## RECORD SET:
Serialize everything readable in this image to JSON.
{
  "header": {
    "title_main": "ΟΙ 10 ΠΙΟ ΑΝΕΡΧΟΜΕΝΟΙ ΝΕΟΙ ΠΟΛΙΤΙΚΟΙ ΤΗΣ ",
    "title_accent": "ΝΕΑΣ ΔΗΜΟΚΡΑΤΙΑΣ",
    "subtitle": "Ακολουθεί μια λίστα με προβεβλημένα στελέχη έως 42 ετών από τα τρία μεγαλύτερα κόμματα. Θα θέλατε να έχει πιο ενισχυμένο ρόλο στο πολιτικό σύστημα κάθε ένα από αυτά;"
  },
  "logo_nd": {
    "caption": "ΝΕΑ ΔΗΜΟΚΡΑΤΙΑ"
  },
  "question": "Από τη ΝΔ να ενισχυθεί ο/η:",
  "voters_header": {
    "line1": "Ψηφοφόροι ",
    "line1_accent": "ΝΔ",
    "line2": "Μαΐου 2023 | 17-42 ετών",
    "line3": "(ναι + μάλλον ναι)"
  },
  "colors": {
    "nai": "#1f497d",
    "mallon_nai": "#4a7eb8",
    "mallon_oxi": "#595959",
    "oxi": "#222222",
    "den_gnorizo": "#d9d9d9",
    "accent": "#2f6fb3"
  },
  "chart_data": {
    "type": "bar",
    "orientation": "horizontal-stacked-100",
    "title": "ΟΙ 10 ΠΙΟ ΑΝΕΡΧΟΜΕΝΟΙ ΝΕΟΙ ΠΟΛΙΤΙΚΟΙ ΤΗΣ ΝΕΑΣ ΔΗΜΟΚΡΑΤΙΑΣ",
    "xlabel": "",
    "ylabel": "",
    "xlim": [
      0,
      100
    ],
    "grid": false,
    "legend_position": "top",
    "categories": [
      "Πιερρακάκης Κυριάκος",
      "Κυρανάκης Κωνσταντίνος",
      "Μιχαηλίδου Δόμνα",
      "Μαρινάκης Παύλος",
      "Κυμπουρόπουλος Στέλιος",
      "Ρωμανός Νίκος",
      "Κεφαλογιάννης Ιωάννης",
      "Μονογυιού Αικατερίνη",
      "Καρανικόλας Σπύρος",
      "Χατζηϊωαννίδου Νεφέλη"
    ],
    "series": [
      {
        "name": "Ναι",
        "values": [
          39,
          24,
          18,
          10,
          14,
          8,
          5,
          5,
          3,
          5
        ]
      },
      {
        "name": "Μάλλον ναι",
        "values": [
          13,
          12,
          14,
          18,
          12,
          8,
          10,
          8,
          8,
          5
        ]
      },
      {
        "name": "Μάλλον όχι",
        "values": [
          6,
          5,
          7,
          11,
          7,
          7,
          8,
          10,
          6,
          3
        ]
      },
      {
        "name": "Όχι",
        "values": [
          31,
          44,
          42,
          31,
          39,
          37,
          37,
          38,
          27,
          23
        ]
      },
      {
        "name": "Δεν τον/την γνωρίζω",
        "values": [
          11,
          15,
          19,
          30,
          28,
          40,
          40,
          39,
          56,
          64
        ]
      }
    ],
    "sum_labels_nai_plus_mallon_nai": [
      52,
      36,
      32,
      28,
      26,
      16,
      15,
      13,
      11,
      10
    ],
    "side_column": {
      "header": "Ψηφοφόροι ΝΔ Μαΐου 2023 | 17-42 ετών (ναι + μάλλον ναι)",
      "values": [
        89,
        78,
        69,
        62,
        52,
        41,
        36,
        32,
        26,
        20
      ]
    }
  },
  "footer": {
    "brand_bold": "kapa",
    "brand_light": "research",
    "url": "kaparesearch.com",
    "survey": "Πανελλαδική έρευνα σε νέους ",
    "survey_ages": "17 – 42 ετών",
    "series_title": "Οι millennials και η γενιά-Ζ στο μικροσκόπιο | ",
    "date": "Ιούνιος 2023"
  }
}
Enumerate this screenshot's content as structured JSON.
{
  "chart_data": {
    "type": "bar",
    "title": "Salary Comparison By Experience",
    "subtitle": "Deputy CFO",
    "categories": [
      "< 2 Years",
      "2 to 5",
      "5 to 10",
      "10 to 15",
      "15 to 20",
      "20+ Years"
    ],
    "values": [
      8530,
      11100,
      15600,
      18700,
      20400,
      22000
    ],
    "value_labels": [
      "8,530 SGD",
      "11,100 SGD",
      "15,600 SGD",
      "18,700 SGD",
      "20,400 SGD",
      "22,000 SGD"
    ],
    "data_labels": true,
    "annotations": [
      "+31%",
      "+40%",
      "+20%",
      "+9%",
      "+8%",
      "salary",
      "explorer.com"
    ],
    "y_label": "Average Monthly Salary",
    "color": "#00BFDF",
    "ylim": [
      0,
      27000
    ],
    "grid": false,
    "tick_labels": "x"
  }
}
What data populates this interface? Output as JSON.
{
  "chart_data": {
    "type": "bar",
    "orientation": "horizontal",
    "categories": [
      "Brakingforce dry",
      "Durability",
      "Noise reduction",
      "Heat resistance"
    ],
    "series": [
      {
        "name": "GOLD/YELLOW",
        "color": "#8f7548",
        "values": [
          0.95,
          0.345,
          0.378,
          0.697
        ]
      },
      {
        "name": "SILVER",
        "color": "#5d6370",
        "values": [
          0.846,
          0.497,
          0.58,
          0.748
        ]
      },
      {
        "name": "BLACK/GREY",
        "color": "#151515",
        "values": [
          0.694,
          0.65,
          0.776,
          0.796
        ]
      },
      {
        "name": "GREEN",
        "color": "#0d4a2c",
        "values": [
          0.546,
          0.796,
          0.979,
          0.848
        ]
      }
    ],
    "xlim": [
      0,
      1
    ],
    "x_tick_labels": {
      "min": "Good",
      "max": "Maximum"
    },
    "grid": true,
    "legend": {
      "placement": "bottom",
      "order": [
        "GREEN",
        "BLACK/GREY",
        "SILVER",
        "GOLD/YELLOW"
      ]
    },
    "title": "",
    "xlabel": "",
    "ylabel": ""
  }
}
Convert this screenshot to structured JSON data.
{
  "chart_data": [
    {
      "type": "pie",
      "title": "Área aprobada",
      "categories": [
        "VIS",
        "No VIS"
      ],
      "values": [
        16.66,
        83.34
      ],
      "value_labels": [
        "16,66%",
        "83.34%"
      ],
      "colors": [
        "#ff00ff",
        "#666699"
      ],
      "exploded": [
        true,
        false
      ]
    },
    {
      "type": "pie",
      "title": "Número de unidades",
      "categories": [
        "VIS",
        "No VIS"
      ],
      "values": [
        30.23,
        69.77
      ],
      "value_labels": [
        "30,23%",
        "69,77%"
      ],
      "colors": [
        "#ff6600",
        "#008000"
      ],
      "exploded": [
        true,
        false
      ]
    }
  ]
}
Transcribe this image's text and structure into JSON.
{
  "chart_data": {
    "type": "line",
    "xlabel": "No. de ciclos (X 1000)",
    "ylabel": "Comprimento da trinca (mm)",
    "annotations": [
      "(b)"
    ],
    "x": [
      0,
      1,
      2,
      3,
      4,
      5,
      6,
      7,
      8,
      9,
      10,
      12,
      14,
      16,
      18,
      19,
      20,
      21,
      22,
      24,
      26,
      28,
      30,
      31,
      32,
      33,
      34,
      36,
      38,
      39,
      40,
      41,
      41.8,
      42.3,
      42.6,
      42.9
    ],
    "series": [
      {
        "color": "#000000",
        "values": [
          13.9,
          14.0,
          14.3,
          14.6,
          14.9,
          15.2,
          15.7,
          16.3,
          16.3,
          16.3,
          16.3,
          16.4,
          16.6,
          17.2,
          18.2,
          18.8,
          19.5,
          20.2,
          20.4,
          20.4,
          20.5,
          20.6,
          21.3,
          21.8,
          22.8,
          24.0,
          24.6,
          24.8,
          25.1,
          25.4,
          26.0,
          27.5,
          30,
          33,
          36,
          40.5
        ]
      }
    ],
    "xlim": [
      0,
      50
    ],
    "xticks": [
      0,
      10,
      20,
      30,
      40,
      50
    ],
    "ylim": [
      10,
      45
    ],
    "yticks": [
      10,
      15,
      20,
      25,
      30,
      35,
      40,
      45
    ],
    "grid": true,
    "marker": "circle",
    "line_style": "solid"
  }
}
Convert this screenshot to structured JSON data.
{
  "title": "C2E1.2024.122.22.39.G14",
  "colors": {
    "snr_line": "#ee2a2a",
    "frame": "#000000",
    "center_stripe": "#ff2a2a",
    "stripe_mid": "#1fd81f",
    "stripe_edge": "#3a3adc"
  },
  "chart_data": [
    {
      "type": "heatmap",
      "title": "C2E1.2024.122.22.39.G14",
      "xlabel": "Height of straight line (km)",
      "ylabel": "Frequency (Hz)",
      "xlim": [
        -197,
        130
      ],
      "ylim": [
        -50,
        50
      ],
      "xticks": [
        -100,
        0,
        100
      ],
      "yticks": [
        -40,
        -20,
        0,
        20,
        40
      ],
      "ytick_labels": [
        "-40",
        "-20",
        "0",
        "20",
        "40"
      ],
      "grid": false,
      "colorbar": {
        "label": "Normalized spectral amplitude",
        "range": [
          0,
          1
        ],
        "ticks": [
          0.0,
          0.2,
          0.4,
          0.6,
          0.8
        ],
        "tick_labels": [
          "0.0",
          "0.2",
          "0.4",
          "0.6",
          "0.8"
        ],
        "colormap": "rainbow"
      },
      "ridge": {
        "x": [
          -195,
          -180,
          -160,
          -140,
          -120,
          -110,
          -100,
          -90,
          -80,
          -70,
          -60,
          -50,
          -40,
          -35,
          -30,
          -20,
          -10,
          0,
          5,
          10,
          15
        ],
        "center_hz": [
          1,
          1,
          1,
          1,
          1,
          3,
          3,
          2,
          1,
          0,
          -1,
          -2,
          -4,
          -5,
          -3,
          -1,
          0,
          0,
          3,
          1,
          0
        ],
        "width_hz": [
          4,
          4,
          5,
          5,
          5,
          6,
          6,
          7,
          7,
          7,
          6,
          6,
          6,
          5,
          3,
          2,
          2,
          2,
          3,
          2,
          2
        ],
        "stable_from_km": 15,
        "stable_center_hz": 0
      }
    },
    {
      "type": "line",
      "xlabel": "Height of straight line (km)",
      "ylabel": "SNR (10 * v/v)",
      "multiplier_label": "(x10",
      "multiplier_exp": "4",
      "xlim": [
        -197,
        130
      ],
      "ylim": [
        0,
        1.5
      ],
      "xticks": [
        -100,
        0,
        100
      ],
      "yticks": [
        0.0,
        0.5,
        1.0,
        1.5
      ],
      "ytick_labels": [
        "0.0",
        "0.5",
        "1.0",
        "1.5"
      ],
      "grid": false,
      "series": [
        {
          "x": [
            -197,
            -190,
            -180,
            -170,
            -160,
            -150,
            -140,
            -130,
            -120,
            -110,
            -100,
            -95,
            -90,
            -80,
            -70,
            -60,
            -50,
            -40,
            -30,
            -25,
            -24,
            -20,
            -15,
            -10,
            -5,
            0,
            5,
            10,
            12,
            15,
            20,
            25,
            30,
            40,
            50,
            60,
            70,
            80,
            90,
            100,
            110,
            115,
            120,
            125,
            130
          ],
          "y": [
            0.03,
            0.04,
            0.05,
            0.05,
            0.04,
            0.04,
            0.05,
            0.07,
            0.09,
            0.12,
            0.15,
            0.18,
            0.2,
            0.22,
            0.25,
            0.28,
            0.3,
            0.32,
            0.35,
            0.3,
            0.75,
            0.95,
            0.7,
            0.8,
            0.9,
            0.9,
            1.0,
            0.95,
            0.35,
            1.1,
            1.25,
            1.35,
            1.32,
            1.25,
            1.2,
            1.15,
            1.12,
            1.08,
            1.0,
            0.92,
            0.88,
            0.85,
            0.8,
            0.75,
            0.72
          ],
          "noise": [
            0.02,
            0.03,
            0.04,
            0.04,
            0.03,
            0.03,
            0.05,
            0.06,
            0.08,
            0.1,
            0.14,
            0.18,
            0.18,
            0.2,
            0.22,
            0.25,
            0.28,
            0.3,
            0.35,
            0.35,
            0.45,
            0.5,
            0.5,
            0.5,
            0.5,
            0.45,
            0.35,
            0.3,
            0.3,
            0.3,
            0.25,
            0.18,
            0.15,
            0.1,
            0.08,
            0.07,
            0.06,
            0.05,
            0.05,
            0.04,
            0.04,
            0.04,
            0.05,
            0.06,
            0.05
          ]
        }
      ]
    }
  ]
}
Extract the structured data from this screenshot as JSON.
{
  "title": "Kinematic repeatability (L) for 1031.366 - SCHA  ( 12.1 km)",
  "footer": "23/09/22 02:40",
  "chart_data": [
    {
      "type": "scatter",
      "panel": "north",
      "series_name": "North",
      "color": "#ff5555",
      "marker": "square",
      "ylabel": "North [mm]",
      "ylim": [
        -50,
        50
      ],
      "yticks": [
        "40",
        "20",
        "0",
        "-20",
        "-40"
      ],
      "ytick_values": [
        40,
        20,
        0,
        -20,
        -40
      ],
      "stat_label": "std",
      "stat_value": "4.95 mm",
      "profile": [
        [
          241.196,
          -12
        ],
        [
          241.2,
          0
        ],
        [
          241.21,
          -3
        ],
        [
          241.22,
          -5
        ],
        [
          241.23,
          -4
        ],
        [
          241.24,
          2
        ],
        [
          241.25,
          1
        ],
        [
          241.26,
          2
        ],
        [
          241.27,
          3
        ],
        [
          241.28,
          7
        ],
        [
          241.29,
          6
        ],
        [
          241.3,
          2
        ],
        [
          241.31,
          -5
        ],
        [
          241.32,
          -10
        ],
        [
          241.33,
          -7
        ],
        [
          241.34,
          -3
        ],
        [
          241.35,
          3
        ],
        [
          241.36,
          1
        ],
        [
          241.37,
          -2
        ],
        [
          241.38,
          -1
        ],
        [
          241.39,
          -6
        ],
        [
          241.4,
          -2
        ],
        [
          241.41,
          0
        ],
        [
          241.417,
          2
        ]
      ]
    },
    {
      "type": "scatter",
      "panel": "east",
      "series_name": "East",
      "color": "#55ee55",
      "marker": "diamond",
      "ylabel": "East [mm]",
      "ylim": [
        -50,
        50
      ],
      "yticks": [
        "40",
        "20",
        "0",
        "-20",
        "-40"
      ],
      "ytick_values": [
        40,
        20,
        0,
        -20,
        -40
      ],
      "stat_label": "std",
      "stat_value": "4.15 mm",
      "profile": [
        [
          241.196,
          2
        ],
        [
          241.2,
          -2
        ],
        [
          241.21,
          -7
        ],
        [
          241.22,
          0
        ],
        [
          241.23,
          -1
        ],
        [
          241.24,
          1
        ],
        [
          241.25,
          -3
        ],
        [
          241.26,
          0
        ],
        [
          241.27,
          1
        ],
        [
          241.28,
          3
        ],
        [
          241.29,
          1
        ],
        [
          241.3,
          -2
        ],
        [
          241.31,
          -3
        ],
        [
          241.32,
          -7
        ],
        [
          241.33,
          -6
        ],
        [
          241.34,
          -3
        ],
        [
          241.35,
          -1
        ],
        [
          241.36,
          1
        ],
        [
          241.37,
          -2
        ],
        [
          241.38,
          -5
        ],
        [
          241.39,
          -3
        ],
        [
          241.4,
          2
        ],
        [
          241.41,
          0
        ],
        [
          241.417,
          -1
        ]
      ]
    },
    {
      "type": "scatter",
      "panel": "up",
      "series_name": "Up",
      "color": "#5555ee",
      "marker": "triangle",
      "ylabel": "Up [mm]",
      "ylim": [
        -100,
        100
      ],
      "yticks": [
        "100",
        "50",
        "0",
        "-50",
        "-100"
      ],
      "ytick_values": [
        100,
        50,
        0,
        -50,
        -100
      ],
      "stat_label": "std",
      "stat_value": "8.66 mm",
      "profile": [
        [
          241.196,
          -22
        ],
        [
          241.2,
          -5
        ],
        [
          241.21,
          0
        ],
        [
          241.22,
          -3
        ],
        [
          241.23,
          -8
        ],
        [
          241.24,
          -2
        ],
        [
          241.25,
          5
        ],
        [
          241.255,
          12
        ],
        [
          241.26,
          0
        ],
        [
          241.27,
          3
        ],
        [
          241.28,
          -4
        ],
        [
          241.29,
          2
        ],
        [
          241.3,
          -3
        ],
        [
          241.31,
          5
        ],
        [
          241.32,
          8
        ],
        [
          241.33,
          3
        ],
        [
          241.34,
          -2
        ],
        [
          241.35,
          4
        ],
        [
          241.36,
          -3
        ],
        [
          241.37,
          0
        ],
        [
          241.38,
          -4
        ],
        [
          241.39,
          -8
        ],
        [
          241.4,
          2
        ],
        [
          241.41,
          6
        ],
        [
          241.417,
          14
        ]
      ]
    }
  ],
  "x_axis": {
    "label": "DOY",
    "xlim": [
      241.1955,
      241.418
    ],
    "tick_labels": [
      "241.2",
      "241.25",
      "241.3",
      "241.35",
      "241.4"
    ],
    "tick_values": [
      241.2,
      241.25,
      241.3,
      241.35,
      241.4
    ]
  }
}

## WHAT YOU HAVE TO DO:
Look for the word "ΠΟΛΙΤΙΚΟΙ" in every line of the listing and copy the lines that have it.

## FINAL RESULT:
    "title_main": "ΟΙ 10 ΠΙΟ ΑΝΕΡΧΟΜΕΝΟΙ ΝΕΟΙ ΠΟΛΙΤΙΚΟΙ ΤΗΣ ",
    "title": "ΟΙ 10 ΠΙΟ ΑΝΕΡΧΟΜΕΝΟΙ ΝΕΟΙ ΠΟΛΙΤΙΚΟΙ ΤΗΣ ΝΕΑΣ ΔΗΜΟΚΡΑΤΙΑΣ",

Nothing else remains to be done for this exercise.